→ DATASET ROWS

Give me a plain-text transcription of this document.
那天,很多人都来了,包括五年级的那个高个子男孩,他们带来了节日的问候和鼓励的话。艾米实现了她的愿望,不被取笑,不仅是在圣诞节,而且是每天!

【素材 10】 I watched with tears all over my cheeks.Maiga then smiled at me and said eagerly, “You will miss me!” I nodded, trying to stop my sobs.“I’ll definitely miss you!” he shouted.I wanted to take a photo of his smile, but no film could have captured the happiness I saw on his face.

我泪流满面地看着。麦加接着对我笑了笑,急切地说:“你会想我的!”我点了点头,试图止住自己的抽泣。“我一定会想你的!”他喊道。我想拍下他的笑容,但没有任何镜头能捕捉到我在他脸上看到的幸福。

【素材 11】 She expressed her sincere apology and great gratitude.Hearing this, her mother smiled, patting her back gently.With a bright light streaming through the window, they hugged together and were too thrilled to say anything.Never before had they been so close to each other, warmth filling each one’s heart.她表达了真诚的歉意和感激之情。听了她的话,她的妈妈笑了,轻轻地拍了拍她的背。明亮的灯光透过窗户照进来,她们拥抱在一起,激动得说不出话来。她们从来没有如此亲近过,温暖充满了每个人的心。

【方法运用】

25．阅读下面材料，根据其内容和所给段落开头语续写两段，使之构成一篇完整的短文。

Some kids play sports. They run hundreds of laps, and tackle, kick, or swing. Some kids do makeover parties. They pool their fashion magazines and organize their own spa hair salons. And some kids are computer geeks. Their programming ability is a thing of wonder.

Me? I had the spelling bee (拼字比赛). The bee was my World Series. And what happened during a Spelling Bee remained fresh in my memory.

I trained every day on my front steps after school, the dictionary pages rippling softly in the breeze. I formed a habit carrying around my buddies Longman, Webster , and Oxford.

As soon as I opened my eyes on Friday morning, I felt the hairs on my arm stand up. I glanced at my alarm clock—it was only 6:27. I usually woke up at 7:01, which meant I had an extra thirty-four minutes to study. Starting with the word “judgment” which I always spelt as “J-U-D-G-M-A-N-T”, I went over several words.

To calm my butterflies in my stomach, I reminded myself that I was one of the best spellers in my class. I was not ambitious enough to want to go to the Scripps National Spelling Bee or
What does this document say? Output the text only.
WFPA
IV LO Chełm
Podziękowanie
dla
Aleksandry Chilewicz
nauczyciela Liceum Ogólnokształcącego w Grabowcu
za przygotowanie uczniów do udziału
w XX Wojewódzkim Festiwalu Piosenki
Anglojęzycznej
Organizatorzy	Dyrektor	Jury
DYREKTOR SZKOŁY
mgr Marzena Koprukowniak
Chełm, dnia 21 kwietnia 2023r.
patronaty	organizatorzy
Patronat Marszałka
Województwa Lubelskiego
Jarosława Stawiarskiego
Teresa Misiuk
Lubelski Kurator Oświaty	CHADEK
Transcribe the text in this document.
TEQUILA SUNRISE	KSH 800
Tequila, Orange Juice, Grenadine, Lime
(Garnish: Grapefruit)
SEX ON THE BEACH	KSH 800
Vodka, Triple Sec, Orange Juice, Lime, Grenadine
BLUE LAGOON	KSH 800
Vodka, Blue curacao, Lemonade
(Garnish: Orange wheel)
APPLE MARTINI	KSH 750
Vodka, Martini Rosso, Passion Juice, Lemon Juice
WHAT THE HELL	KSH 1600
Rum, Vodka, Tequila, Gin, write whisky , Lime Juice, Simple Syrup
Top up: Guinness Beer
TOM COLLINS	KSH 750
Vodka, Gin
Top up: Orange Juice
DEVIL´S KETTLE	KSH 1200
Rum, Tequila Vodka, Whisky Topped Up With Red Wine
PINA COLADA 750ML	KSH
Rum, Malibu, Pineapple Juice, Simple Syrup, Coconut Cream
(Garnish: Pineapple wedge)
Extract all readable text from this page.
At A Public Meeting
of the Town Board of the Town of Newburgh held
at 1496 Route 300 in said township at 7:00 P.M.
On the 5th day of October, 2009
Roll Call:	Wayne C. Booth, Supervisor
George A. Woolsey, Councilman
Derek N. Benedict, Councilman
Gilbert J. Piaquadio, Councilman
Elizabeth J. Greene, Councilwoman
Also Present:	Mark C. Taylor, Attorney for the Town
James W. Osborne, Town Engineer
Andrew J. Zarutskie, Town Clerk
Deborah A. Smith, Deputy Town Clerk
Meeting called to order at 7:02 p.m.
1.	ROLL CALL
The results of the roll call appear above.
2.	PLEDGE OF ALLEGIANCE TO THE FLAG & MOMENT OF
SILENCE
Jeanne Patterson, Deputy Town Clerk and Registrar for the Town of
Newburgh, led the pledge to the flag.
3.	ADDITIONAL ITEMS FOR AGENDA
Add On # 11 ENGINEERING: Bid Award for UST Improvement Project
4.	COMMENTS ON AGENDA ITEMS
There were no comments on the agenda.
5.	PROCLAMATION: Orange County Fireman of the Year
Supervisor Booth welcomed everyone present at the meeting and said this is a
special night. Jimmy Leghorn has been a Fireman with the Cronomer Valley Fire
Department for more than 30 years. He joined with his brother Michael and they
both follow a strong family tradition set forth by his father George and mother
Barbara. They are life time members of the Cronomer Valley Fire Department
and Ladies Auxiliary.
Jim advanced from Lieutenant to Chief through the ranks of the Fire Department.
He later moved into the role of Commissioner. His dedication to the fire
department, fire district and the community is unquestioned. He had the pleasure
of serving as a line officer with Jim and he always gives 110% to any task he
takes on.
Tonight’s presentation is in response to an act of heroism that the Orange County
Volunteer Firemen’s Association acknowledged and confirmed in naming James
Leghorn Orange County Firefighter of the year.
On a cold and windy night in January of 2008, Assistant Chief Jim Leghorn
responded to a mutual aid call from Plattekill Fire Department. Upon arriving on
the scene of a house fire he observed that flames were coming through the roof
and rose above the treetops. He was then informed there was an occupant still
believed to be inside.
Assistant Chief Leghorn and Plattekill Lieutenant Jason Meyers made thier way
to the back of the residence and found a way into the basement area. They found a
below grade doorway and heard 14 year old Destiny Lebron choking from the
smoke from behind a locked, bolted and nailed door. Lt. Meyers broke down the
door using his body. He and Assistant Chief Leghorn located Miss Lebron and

→ GIVEN REQUEST
Copy out the whole listing exactly as written.

→ WRITTEN REPLY
Give me a plain-text transcription of this document.
那天,很多人都来了,包括五年级的那个高个子男孩,他们带来了节日的问候和鼓励的话。艾米实现了她的愿望,不被取笑,不仅是在圣诞节,而且是每天!

【素材 10】 I watched with tears all over my cheeks.Maiga then smiled at me and said eagerly, “You will miss me!” I nodded, trying to stop my sobs.“I’ll definitely miss you!” he shouted.I wanted to take a photo of his smile, but no film could have captured the happiness I saw on his face.

我泪流满面地看着。麦加接着对我笑了笑,急切地说:“你会想我的!”我点了点头,试图止住自己的抽泣。“我一定会想你的!”他喊道。我想拍下他的笑容,但没有任何镜头能捕捉到我在他脸上看到的幸福。

【素材 11】 She expressed her sincere apology and great gratitude.Hearing this, her mother smiled, patting her back gently.With a bright light streaming through the window, they hugged together and were too thrilled to say anything.Never before had they been so close to each other, warmth filling each one’s heart.她表达了真诚的歉意和感激之情。听了她的话,她的妈妈笑了,轻轻地拍了拍她的背。明亮的灯光透过窗户照进来,她们拥抱在一起,激动得说不出话来。她们从来没有如此亲近过,温暖充满了每个人的心。

【方法运用】

25．阅读下面材料，根据其内容和所给段落开头语续写两段，使之构成一篇完整的短文。

Some kids play sports. They run hundreds of laps, and tackle, kick, or swing. Some kids do makeover parties. They pool their fashion magazines and organize their own spa hair salons. And some kids are computer geeks. Their programming ability is a thing of wonder.

Me? I had the spelling bee (拼字比赛). The bee was my World Series. And what happened during a Spelling Bee remained fresh in my memory.

I trained every day on my front steps after school, the dictionary pages rippling softly in the breeze. I formed a habit carrying around my buddies Longman, Webster , and Oxford.

As soon as I opened my eyes on Friday morning, I felt the hairs on my arm stand up. I glanced at my alarm clock—it was only 6:27. I usually woke up at 7:01, which meant I had an extra thirty-four minutes to study. Starting with the word “judgment” which I always spelt as “J-U-D-G-M-A-N-T”, I went over several words.

To calm my butterflies in my stomach, I reminded myself that I was one of the best spellers in my class. I was not ambitious enough to want to go to the Scripps National Spelling Bee or
What does this document say? Output the text only.
WFPA
IV LO Chełm
Podziękowanie
dla
Aleksandry Chilewicz
nauczyciela Liceum Ogólnokształcącego w Grabowcu
za przygotowanie uczniów do udziału
w XX Wojewódzkim Festiwalu Piosenki
Anglojęzycznej
Organizatorzy	Dyrektor	Jury
DYREKTOR SZKOŁY
mgr Marzena Koprukowniak
Chełm, dnia 21 kwietnia 2023r.
patronaty	organizatorzy
Patronat Marszałka
Województwa Lubelskiego
Jarosława Stawiarskiego
Teresa Misiuk
Lubelski Kurator Oświaty	CHADEK
Transcribe the text in this document.
TEQUILA SUNRISE	KSH 800
Tequila, Orange Juice, Grenadine, Lime
(Garnish: Grapefruit)
SEX ON THE BEACH	KSH 800
Vodka, Triple Sec, Orange Juice, Lime, Grenadine
BLUE LAGOON	KSH 800
Vodka, Blue curacao, Lemonade
(Garnish: Orange wheel)
APPLE MARTINI	KSH 750
Vodka, Martini Rosso, Passion Juice, Lemon Juice
WHAT THE HELL	KSH 1600
Rum, Vodka, Tequila, Gin, write whisky , Lime Juice, Simple Syrup
Top up: Guinness Beer
TOM COLLINS	KSH 750
Vodka, Gin
Top up: Orange Juice
DEVIL´S KETTLE	KSH 1200
Rum, Tequila Vodka, Whisky Topped Up With Red Wine
PINA COLADA 750ML	KSH
Rum, Malibu, Pineapple Juice, Simple Syrup, Coconut Cream
(Garnish: Pineapple wedge)
Extract all readable text from this page.
At A Public Meeting
of the Town Board of the Town of Newburgh held
at 1496 Route 300 in said township at 7:00 P.M.
On the 5th day of October, 2009
Roll Call:	Wayne C. Booth, Supervisor
George A. Woolsey, Councilman
Derek N. Benedict, Councilman
Gilbert J. Piaquadio, Councilman
Elizabeth J. Greene, Councilwoman
Also Present:	Mark C. Taylor, Attorney for the Town
James W. Osborne, Town Engineer
Andrew J. Zarutskie, Town Clerk
Deborah A. Smith, Deputy Town Clerk
Meeting called to order at 7:02 p.m.
1.	ROLL CALL
The results of the roll call appear above.
2.	PLEDGE OF ALLEGIANCE TO THE FLAG & MOMENT OF
SILENCE
Jeanne Patterson, Deputy Town Clerk and Registrar for the Town of
Newburgh, led the pledge to the flag.
3.	ADDITIONAL ITEMS FOR AGENDA
Add On # 11 ENGINEERING: Bid Award for UST Improvement Project
4.	COMMENTS ON AGENDA ITEMS
There were no comments on the agenda.
5.	PROCLAMATION: Orange County Fireman of the Year
Supervisor Booth welcomed everyone present at the meeting and said this is a
special night. Jimmy Leghorn has been a Fireman with the Cronomer Valley Fire
Department for more than 30 years. He joined with his brother Michael and they
both follow a strong family tradition set forth by his father George and mother
Barbara. They are life time members of the Cronomer Valley Fire Department
and Ladies Auxiliary.
Jim advanced from Lieutenant to Chief through the ranks of the Fire Department.
He later moved into the role of Commissioner. His dedication to the fire
department, fire district and the community is unquestioned. He had the pleasure
of serving as a line officer with Jim and he always gives 110% to any task he
takes on.
Tonight’s presentation is in response to an act of heroism that the Orange County
Volunteer Firemen’s Association acknowledged and confirmed in naming James
Leghorn Orange County Firefighter of the year.
On a cold and windy night in January of 2008, Assistant Chief Jim Leghorn
responded to a mutual aid call from Plattekill Fire Department. Upon arriving on
the scene of a house fire he observed that flames were coming through the roof
and rose above the treetops. He was then informed there was an occupant still
believed to be inside.
Assistant Chief Leghorn and Plattekill Lieutenant Jason Meyers made thier way
to the back of the residence and found a way into the basement area. They found a
below grade doorway and heard 14 year old Destiny Lebron choking from the
smoke from behind a locked, bolted and nailed door. Lt. Meyers broke down the
door using his body. He and Assistant Chief Leghorn located Miss Lebron and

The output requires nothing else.